EXERCISE: Return the material below in full and exactly.

══ TASK DATA ══

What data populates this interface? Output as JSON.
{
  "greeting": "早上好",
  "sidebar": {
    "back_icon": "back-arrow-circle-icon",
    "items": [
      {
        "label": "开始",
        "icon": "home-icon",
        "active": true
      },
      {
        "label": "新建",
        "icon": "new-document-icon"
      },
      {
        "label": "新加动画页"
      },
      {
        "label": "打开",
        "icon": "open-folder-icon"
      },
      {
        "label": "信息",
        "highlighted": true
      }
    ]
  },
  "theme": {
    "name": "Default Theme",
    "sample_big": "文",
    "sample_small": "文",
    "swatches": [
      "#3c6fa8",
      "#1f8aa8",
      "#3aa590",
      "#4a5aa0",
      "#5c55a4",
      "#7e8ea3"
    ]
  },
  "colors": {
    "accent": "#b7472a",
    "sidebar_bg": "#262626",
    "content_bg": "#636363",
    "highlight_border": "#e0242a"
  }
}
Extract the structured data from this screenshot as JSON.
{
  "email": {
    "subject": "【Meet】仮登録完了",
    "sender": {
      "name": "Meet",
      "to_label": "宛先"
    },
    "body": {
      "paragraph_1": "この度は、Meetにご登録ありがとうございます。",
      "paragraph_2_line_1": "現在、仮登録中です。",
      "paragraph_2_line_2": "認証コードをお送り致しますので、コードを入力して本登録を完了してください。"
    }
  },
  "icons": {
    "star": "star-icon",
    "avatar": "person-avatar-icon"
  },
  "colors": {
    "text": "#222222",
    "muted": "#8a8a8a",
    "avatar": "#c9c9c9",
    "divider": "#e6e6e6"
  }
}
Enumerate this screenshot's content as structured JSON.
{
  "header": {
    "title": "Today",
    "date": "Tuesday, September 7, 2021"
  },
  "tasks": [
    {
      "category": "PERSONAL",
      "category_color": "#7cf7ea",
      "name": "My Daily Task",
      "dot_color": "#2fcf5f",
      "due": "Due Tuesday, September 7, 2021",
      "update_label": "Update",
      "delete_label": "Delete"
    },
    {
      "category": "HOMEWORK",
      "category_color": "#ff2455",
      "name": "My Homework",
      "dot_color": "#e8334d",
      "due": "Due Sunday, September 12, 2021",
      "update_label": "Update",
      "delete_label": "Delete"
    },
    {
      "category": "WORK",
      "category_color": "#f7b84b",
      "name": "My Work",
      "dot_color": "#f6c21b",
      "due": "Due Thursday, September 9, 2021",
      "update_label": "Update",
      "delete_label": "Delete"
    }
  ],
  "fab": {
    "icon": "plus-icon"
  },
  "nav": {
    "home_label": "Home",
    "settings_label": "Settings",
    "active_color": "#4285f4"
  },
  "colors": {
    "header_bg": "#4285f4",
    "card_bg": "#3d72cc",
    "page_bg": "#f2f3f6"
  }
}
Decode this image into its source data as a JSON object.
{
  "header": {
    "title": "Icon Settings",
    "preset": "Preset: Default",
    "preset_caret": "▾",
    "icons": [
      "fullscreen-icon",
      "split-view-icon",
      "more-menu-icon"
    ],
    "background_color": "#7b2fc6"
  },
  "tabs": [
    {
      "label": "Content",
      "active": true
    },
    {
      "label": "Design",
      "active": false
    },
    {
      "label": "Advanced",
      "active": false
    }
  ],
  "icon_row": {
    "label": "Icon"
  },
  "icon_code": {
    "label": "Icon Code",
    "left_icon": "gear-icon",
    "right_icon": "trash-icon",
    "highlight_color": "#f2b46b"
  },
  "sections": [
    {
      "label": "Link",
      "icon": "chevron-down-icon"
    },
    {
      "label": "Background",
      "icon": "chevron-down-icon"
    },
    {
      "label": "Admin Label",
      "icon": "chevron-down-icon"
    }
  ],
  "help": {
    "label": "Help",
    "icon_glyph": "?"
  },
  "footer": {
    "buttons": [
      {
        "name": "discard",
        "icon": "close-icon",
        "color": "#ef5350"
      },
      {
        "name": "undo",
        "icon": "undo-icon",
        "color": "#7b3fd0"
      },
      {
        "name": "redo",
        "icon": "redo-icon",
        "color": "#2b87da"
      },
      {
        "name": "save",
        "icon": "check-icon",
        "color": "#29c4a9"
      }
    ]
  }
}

═══

EXPECTED OUTPUT:
What data populates this interface? Output as JSON.
{
  "greeting": "早上好",
  "sidebar": {
    "back_icon": "back-arrow-circle-icon",
    "items": [
      {
        "label": "开始",
        "icon": "home-icon",
        "active": true
      },
      {
        "label": "新建",
        "icon": "new-document-icon"
      },
      {
        "label": "新加动画页"
      },
      {
        "label": "打开",
        "icon": "open-folder-icon"
      },
      {
        "label": "信息",
        "highlighted": true
      }
    ]
  },
  "theme": {
    "name": "Default Theme",
    "sample_big": "文",
    "sample_small": "文",
    "swatches": [
      "#3c6fa8",
      "#1f8aa8",
      "#3aa590",
      "#4a5aa0",
      "#5c55a4",
      "#7e8ea3"
    ]
  },
  "colors": {
    "accent": "#b7472a",
    "sidebar_bg": "#262626",
    "content_bg": "#636363",
    "highlight_border": "#e0242a"
  }
}
Extract the structured data from this screenshot as JSON.
{
  "email": {
    "subject": "【Meet】仮登録完了",
    "sender": {
      "name": "Meet",
      "to_label": "宛先"
    },
    "body": {
      "paragraph_1": "この度は、Meetにご登録ありがとうございます。",
      "paragraph_2_line_1": "現在、仮登録中です。",
      "paragraph_2_line_2": "認証コードをお送り致しますので、コードを入力して本登録を完了してください。"
    }
  },
  "icons": {
    "star": "star-icon",
    "avatar": "person-avatar-icon"
  },
  "colors": {
    "text": "#222222",
    "muted": "#8a8a8a",
    "avatar": "#c9c9c9",
    "divider": "#e6e6e6"
  }
}
Enumerate this screenshot's content as structured JSON.
{
  "header": {
    "title": "Today",
    "date": "Tuesday, September 7, 2021"
  },
  "tasks": [
    {
      "category": "PERSONAL",
      "category_color": "#7cf7ea",
      "name": "My Daily Task",
      "dot_color": "#2fcf5f",
      "due": "Due Tuesday, September 7, 2021",
      "update_label": "Update",
      "delete_label": "Delete"
    },
    {
      "category": "HOMEWORK",
      "category_color": "#ff2455",
      "name": "My Homework",
      "dot_color": "#e8334d",
      "due": "Due Sunday, September 12, 2021",
      "update_label": "Update",
      "delete_label": "Delete"
    },
    {
      "category": "WORK",
      "category_color": "#f7b84b",
      "name": "My Work",
      "dot_color": "#f6c21b",
      "due": "Due Thursday, September 9, 2021",
      "update_label": "Update",
      "delete_label": "Delete"
    }
  ],
  "fab": {
    "icon": "plus-icon"
  },
  "nav": {
    "home_label": "Home",
    "settings_label": "Settings",
    "active_color": "#4285f4"
  },
  "colors": {
    "header_bg": "#4285f4",
    "card_bg": "#3d72cc",
    "page_bg": "#f2f3f6"
  }
}
Decode this image into its source data as a JSON object.
{
  "header": {
    "title": "Icon Settings",
    "preset": "Preset: Default",
    "preset_caret": "▾",
    "icons": [
      "fullscreen-icon",
      "split-view-icon",
      "more-menu-icon"
    ],
    "background_color": "#7b2fc6"
  },
  "tabs": [
    {
      "label": "Content",
      "active": true
    },
    {
      "label": "Design",
      "active": false
    },
    {
      "label": "Advanced",
      "active": false
    }
  ],
  "icon_row": {
    "label": "Icon"
  },
  "icon_code": {
    "label": "Icon Code",
    "left_icon": "gear-icon",
    "right_icon": "trash-icon",
    "highlight_color": "#f2b46b"
  },
  "sections": [
    {
      "label": "Link",
      "icon": "chevron-down-icon"
    },
    {
      "label": "Background",
      "icon": "chevron-down-icon"
    },
    {
      "label": "Admin Label",
      "icon": "chevron-down-icon"
    }
  ],
  "help": {
    "label": "Help",
    "icon_glyph": "?"
  },
  "footer": {
    "buttons": [
      {
        "name": "discard",
        "icon": "close-icon",
        "color": "#ef5350"
      },
      {
        "name": "undo",
        "icon": "undo-icon",
        "color": "#7b3fd0"
      },
      {
        "name": "redo",
        "icon": "redo-icon",
        "color": "#2b87da"
      },
      {
        "name": "save",
        "icon": "check-icon",
        "color": "#29c4a9"
      }
    ]
  }
}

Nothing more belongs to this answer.